What about osd.traineddata and config files? Are they in your tessdata
directory?

- excuse the brevity, sent from mobile

On 01-Jan-2017 9:22 PM, <ruediger.k...@deutschebahn.com> wrote:

> Hi all,
>
> I'm in a time critical situation. I want to deliver a new software for our
> customer on 5th January 2017.
> While things worked well on the test-environment; after deploying the
> software on the productive environment problems came up.
> Before describing the situation/failure in detail, some info about the
> setup and the environment.
>
>
> Environment & Installation
>
> *Operating System: Suse Enterprise Linux Server 12 SP 1*
> $ uname –a
> Linux 3.12.62-60.64.8-default #1 SMP Tue Oct 18 12:21:38 UTC 2016
> (42e0a66) x86_64 x86_64 x86_64 GNU/Linux
> Since this environment is managed, I can not update any system libraries
> like glibc etc.
> *So the newest and only official supported version for "Suse 12 SP1
> x86_64" of teaaseract I found is 3.02*
>
> *Installed Packages:*
> libgif4-4.1.6-34.1.1.x86_64.rpm
> liblept3-1.69-16.1.x86_64.rpm
> libtesseract3-3.02.02-3.2.1.x86_64.rpm
> libwebp4-0.3.1-34.1.x86_64.rpm
> tesseract-3.02.02-59.1.x86_64.rpm
>
> *tesseract version*
> $ tesseract –v
> tesseract 3.02.02
>     leptonica-1.69
>         libgif 4.1.6 : libjpeg 8d : libpng 1.5.22 : libtiff 4.0.6 : zlib
> 1.2.8
>
> *Release details*
> $ zypper info tesseract
> Information for package tesseract:
> ----------------------------------
> Repository: @System
>
>
> *Name: tesseractVersion: 3.02.02-59.1Arch: x86_64*
> Vendor: obs://build.opensuse.org/home:koprok
> Support Level: unknown
> Installed: Yes
> Status: up-to-date
> Installed Size: 3.8 MiB
> Summary: Open Source OCR Engine
> Description: […]
>
>
> Traindata & Languages
>
> *Traindata*
> The traindata has been manually downloaded from github
> <https://github.com/tesseract-ocr/tesseract/wiki/Data-Files#data-files-for-version-302>
> .

### Work item A
In the Tesseract forum thread, transcribe the passage from "On 01-Jan-2017 9:22" to "problems came up.".
### Work item B
Write the next part of the Tesseract forum thread, picking up after its last line.
The items that come after this thread are not needed for any of the work here.

### Provided material
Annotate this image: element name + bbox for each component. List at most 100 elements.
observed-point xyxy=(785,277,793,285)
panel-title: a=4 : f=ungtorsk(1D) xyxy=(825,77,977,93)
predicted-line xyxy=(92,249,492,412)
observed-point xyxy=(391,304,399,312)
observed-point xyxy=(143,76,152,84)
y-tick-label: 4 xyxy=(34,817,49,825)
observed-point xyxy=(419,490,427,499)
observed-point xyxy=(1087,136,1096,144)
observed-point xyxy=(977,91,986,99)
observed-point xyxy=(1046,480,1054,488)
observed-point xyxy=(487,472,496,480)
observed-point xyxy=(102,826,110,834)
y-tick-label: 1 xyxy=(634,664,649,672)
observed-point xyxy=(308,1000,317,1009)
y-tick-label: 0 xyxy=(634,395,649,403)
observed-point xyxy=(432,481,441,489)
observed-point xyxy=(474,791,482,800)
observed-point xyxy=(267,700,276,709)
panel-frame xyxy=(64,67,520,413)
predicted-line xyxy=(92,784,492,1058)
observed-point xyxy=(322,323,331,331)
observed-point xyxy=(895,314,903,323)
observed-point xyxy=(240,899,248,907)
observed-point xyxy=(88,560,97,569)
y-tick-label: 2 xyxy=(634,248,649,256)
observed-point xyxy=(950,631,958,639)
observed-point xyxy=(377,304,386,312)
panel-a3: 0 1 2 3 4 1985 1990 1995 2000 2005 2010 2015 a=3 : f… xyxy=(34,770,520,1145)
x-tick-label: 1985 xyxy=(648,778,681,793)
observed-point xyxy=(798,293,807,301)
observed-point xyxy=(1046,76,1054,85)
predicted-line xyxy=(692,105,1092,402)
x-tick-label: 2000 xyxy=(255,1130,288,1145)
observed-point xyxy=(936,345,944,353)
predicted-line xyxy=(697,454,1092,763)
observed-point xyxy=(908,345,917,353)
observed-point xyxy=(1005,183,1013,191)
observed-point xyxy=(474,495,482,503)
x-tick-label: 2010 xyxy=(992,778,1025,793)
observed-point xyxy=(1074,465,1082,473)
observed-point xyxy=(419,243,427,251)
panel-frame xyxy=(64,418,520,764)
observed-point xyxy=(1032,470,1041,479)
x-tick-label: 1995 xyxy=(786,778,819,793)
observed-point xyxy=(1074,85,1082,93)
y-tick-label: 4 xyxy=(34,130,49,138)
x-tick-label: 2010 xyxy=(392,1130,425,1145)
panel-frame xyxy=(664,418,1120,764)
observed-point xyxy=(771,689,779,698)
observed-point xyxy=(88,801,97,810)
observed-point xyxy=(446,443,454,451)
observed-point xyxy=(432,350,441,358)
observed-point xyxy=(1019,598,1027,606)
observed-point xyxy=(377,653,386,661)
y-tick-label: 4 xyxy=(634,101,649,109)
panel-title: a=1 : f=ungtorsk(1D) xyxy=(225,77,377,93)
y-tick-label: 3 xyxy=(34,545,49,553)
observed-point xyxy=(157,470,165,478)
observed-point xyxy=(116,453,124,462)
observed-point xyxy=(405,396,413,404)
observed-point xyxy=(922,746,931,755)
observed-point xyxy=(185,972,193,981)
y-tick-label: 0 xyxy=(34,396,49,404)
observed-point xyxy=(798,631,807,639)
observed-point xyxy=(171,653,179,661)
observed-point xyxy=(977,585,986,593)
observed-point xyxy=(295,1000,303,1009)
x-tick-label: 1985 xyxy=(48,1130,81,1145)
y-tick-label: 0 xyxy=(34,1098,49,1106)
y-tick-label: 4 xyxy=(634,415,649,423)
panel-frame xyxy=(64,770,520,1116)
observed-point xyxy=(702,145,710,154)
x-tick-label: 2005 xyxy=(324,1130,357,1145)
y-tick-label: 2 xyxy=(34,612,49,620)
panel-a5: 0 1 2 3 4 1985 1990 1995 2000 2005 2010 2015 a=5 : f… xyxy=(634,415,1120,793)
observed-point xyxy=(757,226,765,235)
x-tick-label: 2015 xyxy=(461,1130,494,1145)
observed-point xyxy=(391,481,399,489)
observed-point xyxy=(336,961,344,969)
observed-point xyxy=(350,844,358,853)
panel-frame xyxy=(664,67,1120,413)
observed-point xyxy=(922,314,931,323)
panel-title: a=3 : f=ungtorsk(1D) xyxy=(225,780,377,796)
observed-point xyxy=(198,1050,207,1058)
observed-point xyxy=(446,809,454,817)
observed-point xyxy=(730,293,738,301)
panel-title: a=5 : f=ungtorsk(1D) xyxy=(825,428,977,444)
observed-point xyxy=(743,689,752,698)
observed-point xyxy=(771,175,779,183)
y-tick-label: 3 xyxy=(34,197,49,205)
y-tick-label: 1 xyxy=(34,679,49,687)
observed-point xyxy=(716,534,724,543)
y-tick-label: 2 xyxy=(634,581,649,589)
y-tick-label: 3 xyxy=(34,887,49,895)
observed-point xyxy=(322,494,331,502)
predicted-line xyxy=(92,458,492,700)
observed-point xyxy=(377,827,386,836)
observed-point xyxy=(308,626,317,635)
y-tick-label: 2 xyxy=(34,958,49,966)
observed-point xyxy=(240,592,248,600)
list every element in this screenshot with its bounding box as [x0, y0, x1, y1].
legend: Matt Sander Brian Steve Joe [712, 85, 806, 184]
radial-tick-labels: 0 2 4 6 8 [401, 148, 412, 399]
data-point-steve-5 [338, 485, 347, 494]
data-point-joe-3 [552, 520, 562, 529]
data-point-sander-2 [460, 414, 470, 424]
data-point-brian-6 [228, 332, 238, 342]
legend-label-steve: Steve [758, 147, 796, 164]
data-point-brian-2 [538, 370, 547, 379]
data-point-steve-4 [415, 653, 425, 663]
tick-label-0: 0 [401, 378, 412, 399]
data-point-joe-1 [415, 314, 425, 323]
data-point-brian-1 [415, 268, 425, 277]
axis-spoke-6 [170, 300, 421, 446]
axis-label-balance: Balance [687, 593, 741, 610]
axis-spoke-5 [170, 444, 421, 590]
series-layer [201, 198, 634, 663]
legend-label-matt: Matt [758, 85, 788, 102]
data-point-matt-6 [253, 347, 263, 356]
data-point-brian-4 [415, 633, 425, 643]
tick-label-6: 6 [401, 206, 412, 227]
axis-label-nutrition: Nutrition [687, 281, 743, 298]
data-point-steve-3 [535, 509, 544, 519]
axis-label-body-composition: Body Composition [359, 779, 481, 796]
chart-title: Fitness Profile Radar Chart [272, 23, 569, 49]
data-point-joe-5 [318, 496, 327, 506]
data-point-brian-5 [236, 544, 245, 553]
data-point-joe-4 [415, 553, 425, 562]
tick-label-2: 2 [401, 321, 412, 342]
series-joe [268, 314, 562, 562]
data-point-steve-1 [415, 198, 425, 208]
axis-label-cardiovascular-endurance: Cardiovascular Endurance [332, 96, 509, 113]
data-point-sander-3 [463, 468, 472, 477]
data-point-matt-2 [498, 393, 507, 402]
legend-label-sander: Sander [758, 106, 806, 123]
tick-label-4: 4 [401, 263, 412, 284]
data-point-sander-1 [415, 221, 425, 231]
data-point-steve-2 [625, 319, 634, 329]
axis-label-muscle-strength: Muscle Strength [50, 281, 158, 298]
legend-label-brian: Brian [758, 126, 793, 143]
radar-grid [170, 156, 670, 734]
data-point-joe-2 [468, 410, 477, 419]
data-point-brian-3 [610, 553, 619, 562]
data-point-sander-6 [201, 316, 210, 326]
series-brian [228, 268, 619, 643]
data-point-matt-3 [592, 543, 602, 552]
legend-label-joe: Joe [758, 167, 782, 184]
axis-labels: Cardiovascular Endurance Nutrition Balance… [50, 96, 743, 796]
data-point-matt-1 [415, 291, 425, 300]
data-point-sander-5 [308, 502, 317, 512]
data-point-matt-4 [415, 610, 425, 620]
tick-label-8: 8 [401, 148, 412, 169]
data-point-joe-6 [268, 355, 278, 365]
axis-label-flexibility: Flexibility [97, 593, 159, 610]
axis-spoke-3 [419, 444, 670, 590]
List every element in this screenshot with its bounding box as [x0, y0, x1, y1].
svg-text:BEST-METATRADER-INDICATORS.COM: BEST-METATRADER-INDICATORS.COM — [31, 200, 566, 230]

### Exercise answer A
On 01-Jan-2017 9:22 PM, <ruediger.k...@deutschebahn.com> wrote:

> Hi all,
>
> I'm in a time critical situation. I want to deliver a new software for our
> customer on 5th January 2017.
> While things worked well on the test-environment; after deploying the
> software on the productive environment problems came up.

### Exercise answer B
>
>    - https://sourceforge.net/projects/tesseract-ocr-alt/
>    files/tesseract-ocr-3.02.eng.tar.gz/download
>    
> <https://sourceforge.net/projects/tesseract-ocr-alt/files/tesseract-ocr-3.02.eng.tar.gz/download>
>    - https://sourceforge.net/projects/tesseract-ocr-alt/
>    files/tesseract-ocr-3.02.deu.tar.gz/download
>    
> <https://sourceforge.net/projects/tesseract-ocr-alt/files/tesseract-ocr-3.02.deu.tar.gz/download>
>
> *And files have been to /usr/share/tessdata/*
> $ ls -la /usr/share/tessdata/
> drwxr-xr-x 1 root root      230 Dec 31 16:37 configs/
> -rw-r--r-- 1 root root  2438081 Dec 30 15:31 deu.traineddata
> -rw-r--r-- 1 root root   171918 Dec 30 20:16 eng.cube.bigrams
> -rw-r--r-- 1 root root       38 Dec 30 20:16 eng.cube.fold
> -rw-r--r-- 1 root root      181 Dec 30 20:16 eng.cube.lm
> -rw-r--r-- 1 root root   857304 Dec 30 20:16 eng.cube.nn
> -rw-r--r-- 1 root root      254 Dec 30 20:16 eng.cube.params
> -rw-r--r-- 1 root root 13020078 Dec 30 20:16 eng.cube.size
> -rw-r--r-- 1 root root  2444187 Dec 30 20:16 eng.cube.word-freq
> -rw-r--r-- 1 root root      996 Dec 30 20:16 eng.tesseract_cube.nn
> -rw-r--r-- 1 root root 21876572 Dec 30 20:16 eng.traineddata
> drwxr-xr-x 1 root root       88 Dec 31 16:37 tessconfigs/
>
> *tesseract detects 'deu' and 'eng' as available languages*
> $ tesseract --list-langs
> List of available languages (2):
> deu
> eng
>
>
> Application & Problem
>
> *The software application is build upon Spring Boot framework*
> Runtime.getRuntime().exec(new String[] {
>  "tesseract",
>  "--tessdata-dir", "/usr/share/tessdata",
>  "-l", lang.getISO3Language(),
>  inputTiff.toAbsolutePath().toString(), extractedcntPath });
>
> *The appication logfile says*
> 2016-12-30 20:30:02,320 [https-jsse-nio-8443-exec-7] WARN
> PDFContentExtractor - read_params_file: parameter not found: II*
>
> *Executing tesseract with tessdata dir fails*
> $ tesseract --tessdata-dir /usr/share/tessdata -l deu
> inputPdf6632237754781472255.tiff out4
> read_params_file: parameter not found: II*
>
> *When executing tesseract with no tessdata dir works well*
> $ tesseract -l deu inputPdf6632237754781472255.tiff out5
> Tesseract Open Source OCR Engine v3.02.02 with Leptonica
>
>
> Questions & Ideas
> Why does tesseract work well and detect the available languages without
> the --tessdata-dir parameter set?
> Why does teasseract crash during initialization when using the
> --tessdata-dir parameter set?
> Is there any difference between running tesseract with/without the 
> --tessdata-dir
> parameter set?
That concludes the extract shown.